-- BEGIN --
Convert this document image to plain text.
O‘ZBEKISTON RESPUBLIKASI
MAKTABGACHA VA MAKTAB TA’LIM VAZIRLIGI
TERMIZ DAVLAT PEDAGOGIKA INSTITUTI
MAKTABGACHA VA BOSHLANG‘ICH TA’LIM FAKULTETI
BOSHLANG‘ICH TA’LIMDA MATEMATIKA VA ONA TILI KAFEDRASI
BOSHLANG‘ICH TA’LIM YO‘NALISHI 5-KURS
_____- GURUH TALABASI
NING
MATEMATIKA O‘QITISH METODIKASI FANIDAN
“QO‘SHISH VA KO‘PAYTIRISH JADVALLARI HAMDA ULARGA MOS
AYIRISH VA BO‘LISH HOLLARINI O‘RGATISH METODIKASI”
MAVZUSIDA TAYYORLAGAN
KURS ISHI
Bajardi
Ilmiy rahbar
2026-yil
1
-- END --
All of the entries need to be reproduced exactly; please write them out.

Convert this document image to plain text.
O‘ZBEKISTON RESPUBLIKASI
MAKTABGACHA VA MAKTAB TA’LIM VAZIRLIGI
TERMIZ DAVLAT PEDAGOGIKA INSTITUTI
MAKTABGACHA VA BOSHLANG‘ICH TA’LIM FAKULTETI
BOSHLANG‘ICH TA’LIMDA MATEMATIKA VA ONA TILI KAFEDRASI
BOSHLANG‘ICH TA’LIM YO‘NALISHI 5-KURS
_____- GURUH TALABASI
NING
MATEMATIKA O‘QITISH METODIKASI FANIDAN
“QO‘SHISH VA KO‘PAYTIRISH JADVALLARI HAMDA ULARGA MOS
AYIRISH VA BO‘LISH HOLLARINI O‘RGATISH METODIKASI”
MAVZUSIDA TAYYORLAGAN
KURS ISHI
Bajardi
Ilmiy rahbar
2026-yil
1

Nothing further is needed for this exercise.